MATERIAL PROVIDED:

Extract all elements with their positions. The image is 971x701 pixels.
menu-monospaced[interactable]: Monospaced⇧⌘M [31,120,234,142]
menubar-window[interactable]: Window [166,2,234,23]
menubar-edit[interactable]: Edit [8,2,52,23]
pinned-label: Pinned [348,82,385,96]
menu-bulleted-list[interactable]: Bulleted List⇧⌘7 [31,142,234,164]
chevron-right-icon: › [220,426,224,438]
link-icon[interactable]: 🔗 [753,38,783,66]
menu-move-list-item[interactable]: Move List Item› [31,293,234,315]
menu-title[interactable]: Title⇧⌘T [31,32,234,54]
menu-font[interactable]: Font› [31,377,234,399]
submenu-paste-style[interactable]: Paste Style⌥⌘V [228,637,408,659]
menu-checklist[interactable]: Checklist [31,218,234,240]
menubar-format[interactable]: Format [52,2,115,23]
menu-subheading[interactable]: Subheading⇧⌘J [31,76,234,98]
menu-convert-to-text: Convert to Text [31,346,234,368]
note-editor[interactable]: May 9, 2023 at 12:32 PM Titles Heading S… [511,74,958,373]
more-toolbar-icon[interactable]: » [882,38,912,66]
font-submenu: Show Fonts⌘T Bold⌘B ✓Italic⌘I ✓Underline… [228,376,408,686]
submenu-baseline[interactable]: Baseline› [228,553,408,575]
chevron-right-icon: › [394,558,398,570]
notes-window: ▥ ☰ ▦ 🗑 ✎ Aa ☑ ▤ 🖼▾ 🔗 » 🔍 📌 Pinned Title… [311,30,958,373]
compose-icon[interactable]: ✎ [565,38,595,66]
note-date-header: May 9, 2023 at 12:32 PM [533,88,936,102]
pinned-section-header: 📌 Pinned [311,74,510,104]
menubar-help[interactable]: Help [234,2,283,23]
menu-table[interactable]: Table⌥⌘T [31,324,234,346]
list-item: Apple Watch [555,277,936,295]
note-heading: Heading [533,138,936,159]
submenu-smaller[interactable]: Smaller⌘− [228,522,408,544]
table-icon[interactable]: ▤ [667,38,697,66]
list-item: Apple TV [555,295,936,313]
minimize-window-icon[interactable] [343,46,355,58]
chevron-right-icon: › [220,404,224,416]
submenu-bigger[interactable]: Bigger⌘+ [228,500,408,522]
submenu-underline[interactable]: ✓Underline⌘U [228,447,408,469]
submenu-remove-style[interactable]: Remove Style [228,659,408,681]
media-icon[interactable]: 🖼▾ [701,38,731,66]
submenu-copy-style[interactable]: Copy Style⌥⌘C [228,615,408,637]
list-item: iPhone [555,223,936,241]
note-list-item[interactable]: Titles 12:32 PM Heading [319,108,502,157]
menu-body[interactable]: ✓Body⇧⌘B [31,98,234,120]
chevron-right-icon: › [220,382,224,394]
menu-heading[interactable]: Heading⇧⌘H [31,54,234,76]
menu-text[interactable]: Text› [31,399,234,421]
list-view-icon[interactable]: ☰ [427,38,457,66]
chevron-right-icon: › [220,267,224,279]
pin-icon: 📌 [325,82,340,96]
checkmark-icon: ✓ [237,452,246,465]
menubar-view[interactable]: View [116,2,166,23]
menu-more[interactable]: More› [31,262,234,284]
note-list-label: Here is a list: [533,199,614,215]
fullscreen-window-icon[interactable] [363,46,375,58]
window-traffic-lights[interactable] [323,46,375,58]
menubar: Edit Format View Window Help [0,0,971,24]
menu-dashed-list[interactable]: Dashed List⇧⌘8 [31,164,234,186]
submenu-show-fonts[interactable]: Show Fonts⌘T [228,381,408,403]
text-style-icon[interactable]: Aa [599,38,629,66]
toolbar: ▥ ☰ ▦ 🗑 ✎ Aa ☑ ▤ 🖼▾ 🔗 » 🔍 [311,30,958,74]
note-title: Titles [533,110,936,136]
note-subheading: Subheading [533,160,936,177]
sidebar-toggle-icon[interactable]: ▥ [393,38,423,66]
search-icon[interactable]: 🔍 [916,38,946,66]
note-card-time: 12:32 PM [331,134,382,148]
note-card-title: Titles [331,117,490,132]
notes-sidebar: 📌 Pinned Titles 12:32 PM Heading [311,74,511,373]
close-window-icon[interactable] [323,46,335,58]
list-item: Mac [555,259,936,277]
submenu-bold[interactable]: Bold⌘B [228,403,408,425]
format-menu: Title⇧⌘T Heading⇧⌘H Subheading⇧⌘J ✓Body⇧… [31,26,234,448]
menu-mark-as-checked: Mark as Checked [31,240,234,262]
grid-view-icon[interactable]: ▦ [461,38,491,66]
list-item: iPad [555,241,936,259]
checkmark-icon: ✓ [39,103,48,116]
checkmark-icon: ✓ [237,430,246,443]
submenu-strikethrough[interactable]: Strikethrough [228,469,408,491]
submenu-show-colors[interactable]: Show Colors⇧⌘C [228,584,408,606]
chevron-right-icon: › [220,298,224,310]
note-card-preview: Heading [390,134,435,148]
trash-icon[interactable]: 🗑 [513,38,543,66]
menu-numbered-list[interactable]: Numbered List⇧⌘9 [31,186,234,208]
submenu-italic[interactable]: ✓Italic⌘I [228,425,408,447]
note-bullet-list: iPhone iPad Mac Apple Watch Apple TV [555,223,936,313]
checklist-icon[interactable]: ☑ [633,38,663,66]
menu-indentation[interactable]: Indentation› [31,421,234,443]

WHAT YOU WILL DO: Copy every one of the entries above, line for line, without changing anything.

OUTPUT:
Extract all elements with their positions. The image is 971x701 pixels.
menu-monospaced[interactable]: Monospaced⇧⌘M [31,120,234,142]
menubar-window[interactable]: Window [166,2,234,23]
menubar-edit[interactable]: Edit [8,2,52,23]
pinned-label: Pinned [348,82,385,96]
menu-bulleted-list[interactable]: Bulleted List⇧⌘7 [31,142,234,164]
chevron-right-icon: › [220,426,224,438]
link-icon[interactable]: 🔗 [753,38,783,66]
menu-move-list-item[interactable]: Move List Item› [31,293,234,315]
menu-title[interactable]: Title⇧⌘T [31,32,234,54]
menu-font[interactable]: Font› [31,377,234,399]
submenu-paste-style[interactable]: Paste Style⌥⌘V [228,637,408,659]
menu-checklist[interactable]: Checklist [31,218,234,240]
menubar-format[interactable]: Format [52,2,115,23]
menu-subheading[interactable]: Subheading⇧⌘J [31,76,234,98]
menu-convert-to-text: Convert to Text [31,346,234,368]
note-editor[interactable]: May 9, 2023 at 12:32 PM Titles Heading S… [511,74,958,373]
more-toolbar-icon[interactable]: » [882,38,912,66]
font-submenu: Show Fonts⌘T Bold⌘B ✓Italic⌘I ✓Underline… [228,376,408,686]
submenu-baseline[interactable]: Baseline› [228,553,408,575]
chevron-right-icon: › [394,558,398,570]
notes-window: ▥ ☰ ▦ 🗑 ✎ Aa ☑ ▤ 🖼▾ 🔗 » 🔍 📌 Pinned Title… [311,30,958,373]
compose-icon[interactable]: ✎ [565,38,595,66]
note-date-header: May 9, 2023 at 12:32 PM [533,88,936,102]
pinned-section-header: 📌 Pinned [311,74,510,104]
menubar-help[interactable]: Help [234,2,283,23]
menu-table[interactable]: Table⌥⌘T [31,324,234,346]
list-item: Apple Watch [555,277,936,295]
note-heading: Heading [533,138,936,159]
submenu-smaller[interactable]: Smaller⌘− [228,522,408,544]
table-icon[interactable]: ▤ [667,38,697,66]
list-item: Apple TV [555,295,936,313]
minimize-window-icon[interactable] [343,46,355,58]
chevron-right-icon: › [220,404,224,416]
submenu-bigger[interactable]: Bigger⌘+ [228,500,408,522]
submenu-underline[interactable]: ✓Underline⌘U [228,447,408,469]
submenu-remove-style[interactable]: Remove Style [228,659,408,681]
media-icon[interactable]: 🖼▾ [701,38,731,66]
submenu-copy-style[interactable]: Copy Style⌥⌘C [228,615,408,637]
list-item: iPhone [555,223,936,241]
note-list-item[interactable]: Titles 12:32 PM Heading [319,108,502,157]
menu-body[interactable]: ✓Body⇧⌘B [31,98,234,120]
chevron-right-icon: › [220,382,224,394]
menu-heading[interactable]: Heading⇧⌘H [31,54,234,76]
menu-text[interactable]: Text› [31,399,234,421]
list-view-icon[interactable]: ☰ [427,38,457,66]
chevron-right-icon: › [220,267,224,279]
pin-icon: 📌 [325,82,340,96]
checkmark-icon: ✓ [237,452,246,465]
menubar-view[interactable]: View [116,2,166,23]
menu-more[interactable]: More› [31,262,234,284]
note-list-label: Here is a list: [533,199,614,215]
fullscreen-window-icon[interactable] [363,46,375,58]
window-traffic-lights[interactable] [323,46,375,58]
menubar: Edit Format View Window Help [0,0,971,24]
menu-dashed-list[interactable]: Dashed List⇧⌘8 [31,164,234,186]
submenu-show-fonts[interactable]: Show Fonts⌘T [228,381,408,403]
text-style-icon[interactable]: Aa [599,38,629,66]
toolbar: ▥ ☰ ▦ 🗑 ✎ Aa ☑ ▤ 🖼▾ 🔗 » 🔍 [311,30,958,74]
note-title: Titles [533,110,936,136]
note-subheading: Subheading [533,160,936,177]
sidebar-toggle-icon[interactable]: ▥ [393,38,423,66]
search-icon[interactable]: 🔍 [916,38,946,66]
note-card-time: 12:32 PM [331,134,382,148]
note-card-title: Titles [331,117,490,132]
notes-sidebar: 📌 Pinned Titles 12:32 PM Heading [311,74,511,373]
close-window-icon[interactable] [323,46,335,58]
list-item: Mac [555,259,936,277]
submenu-bold[interactable]: Bold⌘B [228,403,408,425]
format-menu: Title⇧⌘T Heading⇧⌘H Subheading⇧⌘J ✓Body⇧… [31,26,234,448]
menu-mark-as-checked: Mark as Checked [31,240,234,262]
grid-view-icon[interactable]: ▦ [461,38,491,66]
list-item: iPad [555,241,936,259]
checkmark-icon: ✓ [39,103,48,116]
checkmark-icon: ✓ [237,430,246,443]
submenu-strikethrough[interactable]: Strikethrough [228,469,408,491]
submenu-show-colors[interactable]: Show Colors⇧⌘C [228,584,408,606]
chevron-right-icon: › [220,298,224,310]
note-card-preview: Heading [390,134,435,148]
trash-icon[interactable]: 🗑 [513,38,543,66]
menu-numbered-list[interactable]: Numbered List⇧⌘9 [31,186,234,208]
submenu-italic[interactable]: ✓Italic⌘I [228,425,408,447]
note-bullet-list: iPhone iPad Mac Apple Watch Apple TV [555,223,936,313]
checklist-icon[interactable]: ☑ [633,38,663,66]
menu-indentation[interactable]: Indentation› [31,421,234,443]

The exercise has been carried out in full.